Can you restate the records below word for word?
★ ★ ★ ★
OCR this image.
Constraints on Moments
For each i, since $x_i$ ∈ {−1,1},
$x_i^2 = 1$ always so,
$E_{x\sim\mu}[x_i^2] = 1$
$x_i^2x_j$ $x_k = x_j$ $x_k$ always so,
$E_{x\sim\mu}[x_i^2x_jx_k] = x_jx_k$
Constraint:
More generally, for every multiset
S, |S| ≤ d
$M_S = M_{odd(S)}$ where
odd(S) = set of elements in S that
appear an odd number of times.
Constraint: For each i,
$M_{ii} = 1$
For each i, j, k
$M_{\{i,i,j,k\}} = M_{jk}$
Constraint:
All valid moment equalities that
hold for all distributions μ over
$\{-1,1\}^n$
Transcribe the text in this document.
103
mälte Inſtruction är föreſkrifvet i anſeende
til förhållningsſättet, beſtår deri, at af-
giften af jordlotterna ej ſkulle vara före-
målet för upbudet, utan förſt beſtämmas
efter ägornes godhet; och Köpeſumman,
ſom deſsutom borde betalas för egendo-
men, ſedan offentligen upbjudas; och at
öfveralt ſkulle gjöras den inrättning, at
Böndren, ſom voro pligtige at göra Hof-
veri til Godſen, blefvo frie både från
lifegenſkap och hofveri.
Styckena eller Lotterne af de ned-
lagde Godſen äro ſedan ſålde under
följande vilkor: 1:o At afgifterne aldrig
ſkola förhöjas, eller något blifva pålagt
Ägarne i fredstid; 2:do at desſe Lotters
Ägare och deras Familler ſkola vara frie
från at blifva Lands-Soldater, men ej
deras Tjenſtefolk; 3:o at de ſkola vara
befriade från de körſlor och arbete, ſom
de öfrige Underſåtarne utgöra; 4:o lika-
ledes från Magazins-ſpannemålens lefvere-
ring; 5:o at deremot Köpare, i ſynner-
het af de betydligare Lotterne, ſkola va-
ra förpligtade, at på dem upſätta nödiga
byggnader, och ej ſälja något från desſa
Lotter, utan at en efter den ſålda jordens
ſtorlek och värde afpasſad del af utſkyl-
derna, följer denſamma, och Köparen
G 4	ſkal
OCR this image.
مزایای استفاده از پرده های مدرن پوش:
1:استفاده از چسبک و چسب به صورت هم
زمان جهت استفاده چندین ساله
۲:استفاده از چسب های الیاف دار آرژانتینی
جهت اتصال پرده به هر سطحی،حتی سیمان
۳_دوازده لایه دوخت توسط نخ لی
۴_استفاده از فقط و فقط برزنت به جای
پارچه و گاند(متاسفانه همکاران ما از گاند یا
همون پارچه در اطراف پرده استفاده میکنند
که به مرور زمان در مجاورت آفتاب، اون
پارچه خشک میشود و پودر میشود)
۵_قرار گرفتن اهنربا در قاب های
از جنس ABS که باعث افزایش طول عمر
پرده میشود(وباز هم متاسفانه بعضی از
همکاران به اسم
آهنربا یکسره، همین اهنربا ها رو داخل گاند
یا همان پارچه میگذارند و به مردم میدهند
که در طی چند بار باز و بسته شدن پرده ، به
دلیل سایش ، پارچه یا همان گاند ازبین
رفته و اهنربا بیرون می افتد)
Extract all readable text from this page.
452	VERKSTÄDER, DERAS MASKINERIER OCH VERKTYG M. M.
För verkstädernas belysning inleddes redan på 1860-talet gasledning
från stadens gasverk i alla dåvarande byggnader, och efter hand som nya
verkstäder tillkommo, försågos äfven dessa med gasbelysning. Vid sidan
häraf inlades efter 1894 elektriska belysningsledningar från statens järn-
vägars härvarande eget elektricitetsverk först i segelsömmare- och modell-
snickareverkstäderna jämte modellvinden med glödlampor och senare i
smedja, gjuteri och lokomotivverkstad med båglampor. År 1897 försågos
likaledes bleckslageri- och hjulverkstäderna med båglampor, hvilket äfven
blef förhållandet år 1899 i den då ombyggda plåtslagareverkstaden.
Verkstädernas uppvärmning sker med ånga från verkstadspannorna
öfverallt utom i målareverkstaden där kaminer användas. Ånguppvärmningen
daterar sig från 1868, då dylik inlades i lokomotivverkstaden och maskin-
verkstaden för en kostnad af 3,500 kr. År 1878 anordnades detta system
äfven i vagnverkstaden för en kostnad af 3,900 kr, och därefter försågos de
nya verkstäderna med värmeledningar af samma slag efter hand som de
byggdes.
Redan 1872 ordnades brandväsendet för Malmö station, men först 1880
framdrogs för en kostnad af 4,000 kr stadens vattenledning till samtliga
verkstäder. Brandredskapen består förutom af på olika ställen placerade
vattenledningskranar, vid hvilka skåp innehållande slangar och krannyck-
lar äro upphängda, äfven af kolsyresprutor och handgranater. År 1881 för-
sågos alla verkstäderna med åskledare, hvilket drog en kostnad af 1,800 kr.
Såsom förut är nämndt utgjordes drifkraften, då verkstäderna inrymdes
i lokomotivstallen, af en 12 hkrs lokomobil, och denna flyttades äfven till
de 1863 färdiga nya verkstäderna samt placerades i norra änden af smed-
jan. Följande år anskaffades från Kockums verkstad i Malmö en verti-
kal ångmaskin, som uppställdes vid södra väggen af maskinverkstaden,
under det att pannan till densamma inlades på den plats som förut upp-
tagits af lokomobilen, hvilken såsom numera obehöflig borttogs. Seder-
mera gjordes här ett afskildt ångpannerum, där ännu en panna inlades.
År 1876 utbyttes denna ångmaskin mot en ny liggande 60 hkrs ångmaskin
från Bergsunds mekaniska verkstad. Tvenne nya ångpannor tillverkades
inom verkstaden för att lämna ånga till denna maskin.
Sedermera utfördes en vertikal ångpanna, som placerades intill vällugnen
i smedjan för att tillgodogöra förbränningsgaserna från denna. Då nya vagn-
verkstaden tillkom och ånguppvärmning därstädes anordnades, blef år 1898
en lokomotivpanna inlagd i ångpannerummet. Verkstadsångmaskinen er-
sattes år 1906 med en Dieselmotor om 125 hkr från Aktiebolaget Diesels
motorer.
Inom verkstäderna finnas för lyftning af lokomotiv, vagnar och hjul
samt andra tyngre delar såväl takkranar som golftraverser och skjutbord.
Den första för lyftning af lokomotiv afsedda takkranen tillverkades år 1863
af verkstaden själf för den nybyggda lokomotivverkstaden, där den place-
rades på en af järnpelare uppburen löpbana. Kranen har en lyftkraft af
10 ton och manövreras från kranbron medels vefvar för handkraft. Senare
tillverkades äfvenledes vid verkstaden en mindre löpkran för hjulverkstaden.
★ ★ ★ ★
» Right answer
OCR this image.
Constraints on Moments
For each i, since $x_i$ ∈ {−1,1},
$x_i^2 = 1$ always so,
$E_{x\sim\mu}[x_i^2] = 1$
$x_i^2x_j$ $x_k = x_j$ $x_k$ always so,
$E_{x\sim\mu}[x_i^2x_jx_k] = x_jx_k$
Constraint:
More generally, for every multiset
S, |S| ≤ d
$M_S = M_{odd(S)}$ where
odd(S) = set of elements in S that
appear an odd number of times.
Constraint: For each i,
$M_{ii} = 1$
For each i, j, k
$M_{\{i,i,j,k\}} = M_{jk}$
Constraint:
All valid moment equalities that
hold for all distributions μ over
$\{-1,1\}^n$
Transcribe the text in this document.
103
mälte Inſtruction är föreſkrifvet i anſeende
til förhållningsſättet, beſtår deri, at af-
giften af jordlotterna ej ſkulle vara före-
målet för upbudet, utan förſt beſtämmas
efter ägornes godhet; och Köpeſumman,
ſom deſsutom borde betalas för egendo-
men, ſedan offentligen upbjudas; och at
öfveralt ſkulle gjöras den inrättning, at
Böndren, ſom voro pligtige at göra Hof-
veri til Godſen, blefvo frie både från
lifegenſkap och hofveri.
Styckena eller Lotterne af de ned-
lagde Godſen äro ſedan ſålde under
följande vilkor: 1:o At afgifterne aldrig
ſkola förhöjas, eller något blifva pålagt
Ägarne i fredstid; 2:do at desſe Lotters
Ägare och deras Familler ſkola vara frie
från at blifva Lands-Soldater, men ej
deras Tjenſtefolk; 3:o at de ſkola vara
befriade från de körſlor och arbete, ſom
de öfrige Underſåtarne utgöra; 4:o lika-
ledes från Magazins-ſpannemålens lefvere-
ring; 5:o at deremot Köpare, i ſynner-
het af de betydligare Lotterne, ſkola va-
ra förpligtade, at på dem upſätta nödiga
byggnader, och ej ſälja något från desſa
Lotter, utan at en efter den ſålda jordens
ſtorlek och värde afpasſad del af utſkyl-
derna, följer denſamma, och Köparen
G 4	ſkal
OCR this image.
مزایای استفاده از پرده های مدرن پوش:
1:استفاده از چسبک و چسب به صورت هم
زمان جهت استفاده چندین ساله
۲:استفاده از چسب های الیاف دار آرژانتینی
جهت اتصال پرده به هر سطحی،حتی سیمان
۳_دوازده لایه دوخت توسط نخ لی
۴_استفاده از فقط و فقط برزنت به جای
پارچه و گاند(متاسفانه همکاران ما از گاند یا
همون پارچه در اطراف پرده استفاده میکنند
که به مرور زمان در مجاورت آفتاب، اون
پارچه خشک میشود و پودر میشود)
۵_قرار گرفتن اهنربا در قاب های
از جنس ABS که باعث افزایش طول عمر
پرده میشود(وباز هم متاسفانه بعضی از
همکاران به اسم
آهنربا یکسره، همین اهنربا ها رو داخل گاند
یا همان پارچه میگذارند و به مردم میدهند
که در طی چند بار باز و بسته شدن پرده ، به
دلیل سایش ، پارچه یا همان گاند ازبین
رفته و اهنربا بیرون می افتد)
Extract all readable text from this page.
452	VERKSTÄDER, DERAS MASKINERIER OCH VERKTYG M. M.
För verkstädernas belysning inleddes redan på 1860-talet gasledning
från stadens gasverk i alla dåvarande byggnader, och efter hand som nya
verkstäder tillkommo, försågos äfven dessa med gasbelysning. Vid sidan
häraf inlades efter 1894 elektriska belysningsledningar från statens järn-
vägars härvarande eget elektricitetsverk först i segelsömmare- och modell-
snickareverkstäderna jämte modellvinden med glödlampor och senare i
smedja, gjuteri och lokomotivverkstad med båglampor. År 1897 försågos
likaledes bleckslageri- och hjulverkstäderna med båglampor, hvilket äfven
blef förhållandet år 1899 i den då ombyggda plåtslagareverkstaden.
Verkstädernas uppvärmning sker med ånga från verkstadspannorna
öfverallt utom i målareverkstaden där kaminer användas. Ånguppvärmningen
daterar sig från 1868, då dylik inlades i lokomotivverkstaden och maskin-
verkstaden för en kostnad af 3,500 kr. År 1878 anordnades detta system
äfven i vagnverkstaden för en kostnad af 3,900 kr, och därefter försågos de
nya verkstäderna med värmeledningar af samma slag efter hand som de
byggdes.
Redan 1872 ordnades brandväsendet för Malmö station, men först 1880
framdrogs för en kostnad af 4,000 kr stadens vattenledning till samtliga
verkstäder. Brandredskapen består förutom af på olika ställen placerade
vattenledningskranar, vid hvilka skåp innehållande slangar och krannyck-
lar äro upphängda, äfven af kolsyresprutor och handgranater. År 1881 för-
sågos alla verkstäderna med åskledare, hvilket drog en kostnad af 1,800 kr.
Såsom förut är nämndt utgjordes drifkraften, då verkstäderna inrymdes
i lokomotivstallen, af en 12 hkrs lokomobil, och denna flyttades äfven till
de 1863 färdiga nya verkstäderna samt placerades i norra änden af smed-
jan. Följande år anskaffades från Kockums verkstad i Malmö en verti-
kal ångmaskin, som uppställdes vid södra väggen af maskinverkstaden,
under det att pannan till densamma inlades på den plats som förut upp-
tagits af lokomobilen, hvilken såsom numera obehöflig borttogs. Seder-
mera gjordes här ett afskildt ångpannerum, där ännu en panna inlades.
År 1876 utbyttes denna ångmaskin mot en ny liggande 60 hkrs ångmaskin
från Bergsunds mekaniska verkstad. Tvenne nya ångpannor tillverkades
inom verkstaden för att lämna ånga till denna maskin.
Sedermera utfördes en vertikal ångpanna, som placerades intill vällugnen
i smedjan för att tillgodogöra förbränningsgaserna från denna. Då nya vagn-
verkstaden tillkom och ånguppvärmning därstädes anordnades, blef år 1898
en lokomotivpanna inlagd i ångpannerummet. Verkstadsångmaskinen er-
sattes år 1906 med en Dieselmotor om 125 hkr från Aktiebolaget Diesels
motorer.
Inom verkstäderna finnas för lyftning af lokomotiv, vagnar och hjul
samt andra tyngre delar såväl takkranar som golftraverser och skjutbord.
Den första för lyftning af lokomotiv afsedda takkranen tillverkades år 1863
af verkstaden själf för den nybyggda lokomotivverkstaden, där den place-
rades på en af järnpelare uppburen löpbana. Kranen har en lyftkraft af
10 ton och manövreras från kranbron medels vefvar för handkraft. Senare
tillverkades äfvenledes vid verkstaden en mindre löpkran för hjulverkstaden.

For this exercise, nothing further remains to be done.